> [Job] Which lines in the records below contain the word "chronologie"? Copy each one out.

---------- Source data

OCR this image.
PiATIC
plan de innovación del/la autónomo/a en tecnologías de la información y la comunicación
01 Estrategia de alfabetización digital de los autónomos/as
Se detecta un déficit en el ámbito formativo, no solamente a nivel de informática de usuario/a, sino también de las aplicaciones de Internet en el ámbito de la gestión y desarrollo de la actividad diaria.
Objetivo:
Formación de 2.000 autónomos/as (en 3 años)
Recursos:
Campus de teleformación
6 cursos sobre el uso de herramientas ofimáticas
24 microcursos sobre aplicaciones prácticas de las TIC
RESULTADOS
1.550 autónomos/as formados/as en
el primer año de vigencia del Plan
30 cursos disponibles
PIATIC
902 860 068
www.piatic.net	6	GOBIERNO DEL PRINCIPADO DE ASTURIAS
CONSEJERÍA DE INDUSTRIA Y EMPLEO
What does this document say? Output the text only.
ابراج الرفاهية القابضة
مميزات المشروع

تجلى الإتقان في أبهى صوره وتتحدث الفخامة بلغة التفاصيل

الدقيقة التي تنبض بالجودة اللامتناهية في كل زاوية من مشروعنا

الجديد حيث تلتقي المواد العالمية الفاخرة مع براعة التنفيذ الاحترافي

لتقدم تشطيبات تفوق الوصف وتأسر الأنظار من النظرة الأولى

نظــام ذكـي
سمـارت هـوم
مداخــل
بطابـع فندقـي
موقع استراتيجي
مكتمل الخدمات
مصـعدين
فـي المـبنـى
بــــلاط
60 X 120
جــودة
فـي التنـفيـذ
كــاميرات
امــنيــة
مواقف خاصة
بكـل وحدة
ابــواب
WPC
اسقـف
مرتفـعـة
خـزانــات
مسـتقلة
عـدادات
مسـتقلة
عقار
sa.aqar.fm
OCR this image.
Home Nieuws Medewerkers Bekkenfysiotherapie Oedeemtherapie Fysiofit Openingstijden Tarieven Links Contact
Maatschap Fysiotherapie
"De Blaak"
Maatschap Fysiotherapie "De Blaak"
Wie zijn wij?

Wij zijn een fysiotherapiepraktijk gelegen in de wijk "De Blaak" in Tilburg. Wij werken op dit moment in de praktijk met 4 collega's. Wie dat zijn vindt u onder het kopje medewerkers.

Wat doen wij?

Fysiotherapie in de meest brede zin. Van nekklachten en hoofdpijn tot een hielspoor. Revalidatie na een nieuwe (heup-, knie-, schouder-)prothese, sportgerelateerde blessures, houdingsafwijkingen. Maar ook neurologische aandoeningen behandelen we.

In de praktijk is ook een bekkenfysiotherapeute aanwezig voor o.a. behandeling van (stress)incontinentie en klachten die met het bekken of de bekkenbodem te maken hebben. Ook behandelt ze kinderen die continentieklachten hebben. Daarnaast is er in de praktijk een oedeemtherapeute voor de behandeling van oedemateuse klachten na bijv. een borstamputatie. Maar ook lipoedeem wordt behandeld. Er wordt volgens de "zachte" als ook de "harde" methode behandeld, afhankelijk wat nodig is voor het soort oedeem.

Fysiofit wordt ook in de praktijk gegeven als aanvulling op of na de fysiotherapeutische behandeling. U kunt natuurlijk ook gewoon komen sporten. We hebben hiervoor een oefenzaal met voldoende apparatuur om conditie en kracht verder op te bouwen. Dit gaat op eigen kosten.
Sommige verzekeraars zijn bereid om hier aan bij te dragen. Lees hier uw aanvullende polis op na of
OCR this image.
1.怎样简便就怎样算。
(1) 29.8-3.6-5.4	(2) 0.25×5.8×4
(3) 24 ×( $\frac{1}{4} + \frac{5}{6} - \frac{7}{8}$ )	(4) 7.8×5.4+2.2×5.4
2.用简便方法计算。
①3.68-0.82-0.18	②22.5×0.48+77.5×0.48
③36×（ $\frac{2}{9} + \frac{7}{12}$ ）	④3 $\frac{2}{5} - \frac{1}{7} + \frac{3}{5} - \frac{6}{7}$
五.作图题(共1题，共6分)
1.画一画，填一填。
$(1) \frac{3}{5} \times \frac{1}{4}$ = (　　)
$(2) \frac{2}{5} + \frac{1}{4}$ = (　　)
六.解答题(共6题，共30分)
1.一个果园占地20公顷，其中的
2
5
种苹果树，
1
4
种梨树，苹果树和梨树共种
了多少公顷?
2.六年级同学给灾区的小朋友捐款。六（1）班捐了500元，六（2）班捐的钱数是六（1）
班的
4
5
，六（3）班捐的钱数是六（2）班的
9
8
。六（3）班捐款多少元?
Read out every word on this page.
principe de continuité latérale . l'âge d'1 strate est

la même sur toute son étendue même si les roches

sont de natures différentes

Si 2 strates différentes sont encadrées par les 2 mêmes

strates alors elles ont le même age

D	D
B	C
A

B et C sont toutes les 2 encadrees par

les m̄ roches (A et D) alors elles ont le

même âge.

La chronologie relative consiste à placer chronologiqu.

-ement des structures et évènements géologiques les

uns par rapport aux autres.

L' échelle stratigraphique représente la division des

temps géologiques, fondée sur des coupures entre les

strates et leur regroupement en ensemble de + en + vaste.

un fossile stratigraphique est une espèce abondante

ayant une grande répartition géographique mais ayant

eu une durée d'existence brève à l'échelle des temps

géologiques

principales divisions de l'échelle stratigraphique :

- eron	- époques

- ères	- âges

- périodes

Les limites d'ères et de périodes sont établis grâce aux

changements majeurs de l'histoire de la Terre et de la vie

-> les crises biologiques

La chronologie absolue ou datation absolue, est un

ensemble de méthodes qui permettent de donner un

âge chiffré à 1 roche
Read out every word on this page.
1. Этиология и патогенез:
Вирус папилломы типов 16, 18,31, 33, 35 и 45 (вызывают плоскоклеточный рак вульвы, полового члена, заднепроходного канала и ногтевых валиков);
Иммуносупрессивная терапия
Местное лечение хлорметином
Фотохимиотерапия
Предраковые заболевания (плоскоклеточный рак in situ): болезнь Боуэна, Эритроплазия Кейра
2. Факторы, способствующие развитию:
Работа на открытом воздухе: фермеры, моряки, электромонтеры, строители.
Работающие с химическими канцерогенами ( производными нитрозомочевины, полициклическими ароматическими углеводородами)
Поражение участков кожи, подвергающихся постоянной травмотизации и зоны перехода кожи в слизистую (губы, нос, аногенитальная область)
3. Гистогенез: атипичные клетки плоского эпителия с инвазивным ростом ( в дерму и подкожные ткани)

--------------------

> [Exercise answer]
La chronologie relative consiste à placer chronologiqu.
La chronologie absolue ou datation absolue, est un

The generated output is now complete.